* _Description of the task_
Without the images, write out all of the following entries exactly.

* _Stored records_
-- START --

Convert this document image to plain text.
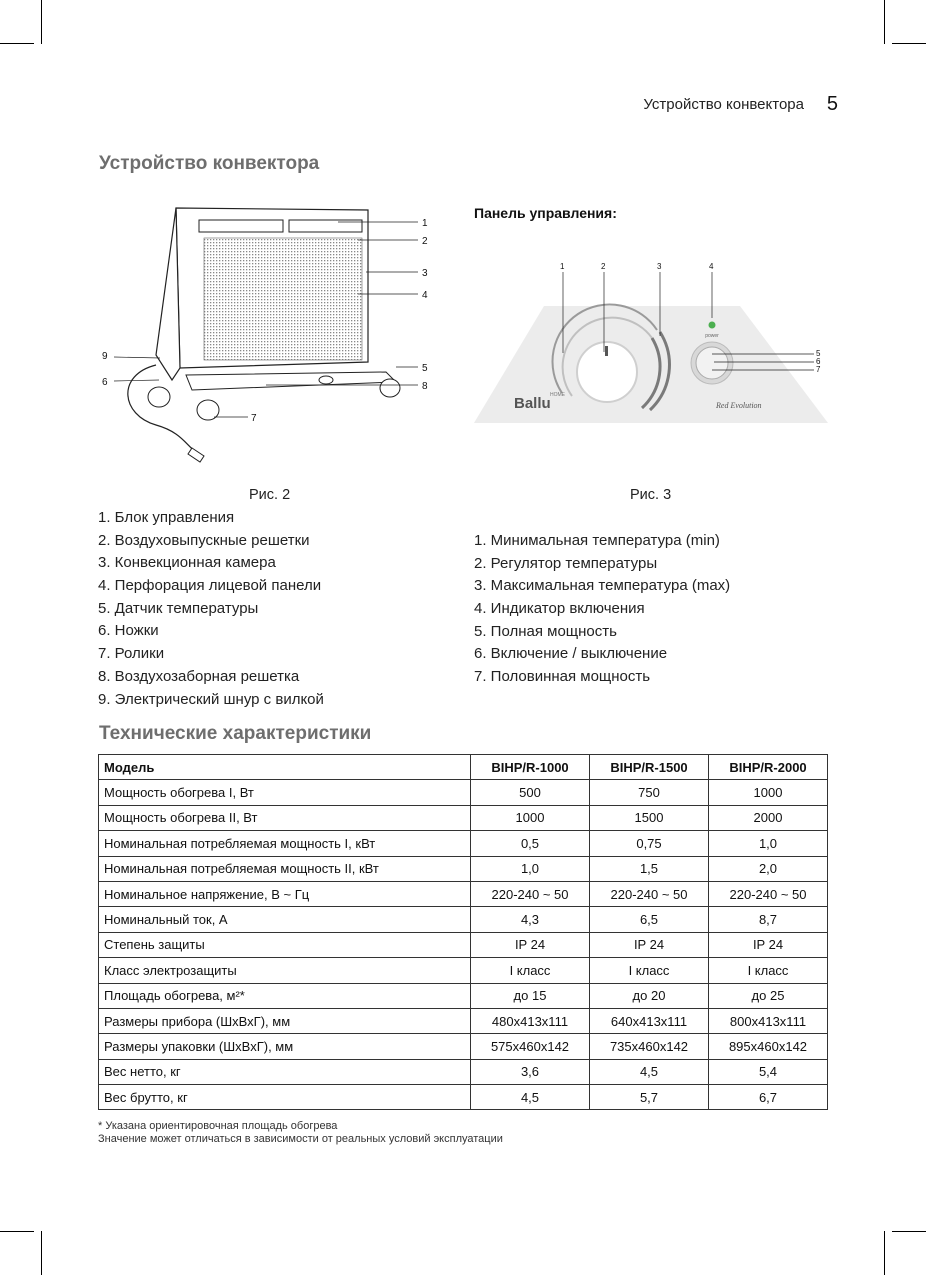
Устройство конвектора 5
Устройство конвектора
1
2
3
4
5
6
7
8
9
Панель управления:
power
Ballu HOME
Red Evolution
1	2	3	4
5
6
7
Рис. 2	Рис. 3
1. Блок управления
2. Воздуховыпускные решетки
3. Конвекционная камера
4. Перфорация лицевой панели
5. Датчик температуры
6. Ножки
7. Ролики
8. Воздухозаборная решетка
9. Электрический шнур с вилкой
1. Минимальная температура (min)
2. Регулятор температуры
3. Максимальная температура (max)
4. Индикатор включения
5. Полная мощность
6. Включение / выключение
7. Половинная мощность
Технические характеристики
Модель	BIHP/R-1000	BIHP/R-1500	BIHP/R-2000
Мощность обогрева I, Вт	500	750	1000
Мощность обогрева II, Вт	1000	1500	2000
Номинальная потребляемая мощность I, кВт	0,5	0,75	1,0
Номинальная потребляемая мощность II, кВт	1,0	1,5	2,0
Номинальное напряжение, В ~ Гц	220-240 ~ 50	220-240 ~ 50	220-240 ~ 50
Номинальный ток, А	4,3	6,5	8,7
Степень защиты	IP 24	IP 24	IP 24
Класс электрозащиты	I класс	I класс	I класс
Площадь обогрева, м²*	до 15	до 20	до 25
Размеры прибора (ШхВхГ), мм	480х413х111	640х413х111	800х413х111
Размеры упаковки (ШхВхГ), мм	575х460х142	735х460х142	895х460х142
Вес нетто, кг	3,6	4,5	5,4
Вес брутто, кг	4,5	5,7	6,7
* Указана ориентировочная площадь обогрева
Значение может отличаться в зависимости от реальных условий эксплуатации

-- END --

* _Task result_
Convert this document image to plain text.
Устройство конвектора 5
Устройство конвектора
1
2
3
4
5
6
7
8
9
Панель управления:
power
Ballu HOME
Red Evolution
1	2	3	4
5
6
7
Рис. 2	Рис. 3
1. Блок управления
2. Воздуховыпускные решетки
3. Конвекционная камера
4. Перфорация лицевой панели
5. Датчик температуры
6. Ножки
7. Ролики
8. Воздухозаборная решетка
9. Электрический шнур с вилкой
1. Минимальная температура (min)
2. Регулятор температуры
3. Максимальная температура (max)
4. Индикатор включения
5. Полная мощность
6. Включение / выключение
7. Половинная мощность
Технические характеристики
Модель	BIHP/R-1000	BIHP/R-1500	BIHP/R-2000
Мощность обогрева I, Вт	500	750	1000
Мощность обогрева II, Вт	1000	1500	2000
Номинальная потребляемая мощность I, кВт	0,5	0,75	1,0
Номинальная потребляемая мощность II, кВт	1,0	1,5	2,0
Номинальное напряжение, В ~ Гц	220-240 ~ 50	220-240 ~ 50	220-240 ~ 50
Номинальный ток, А	4,3	6,5	8,7
Степень защиты	IP 24	IP 24	IP 24
Класс электрозащиты	I класс	I класс	I класс
Площадь обогрева, м²*	до 15	до 20	до 25
Размеры прибора (ШхВхГ), мм	480х413х111	640х413х111	800х413х111
Размеры упаковки (ШхВхГ), мм	575х460х142	735х460х142	895х460х142
Вес нетто, кг	3,6	4,5	5,4
Вес брутто, кг	4,5	5,7	6,7
* Указана ориентировочная площадь обогрева
Значение может отличаться в зависимости от реальных условий эксплуатации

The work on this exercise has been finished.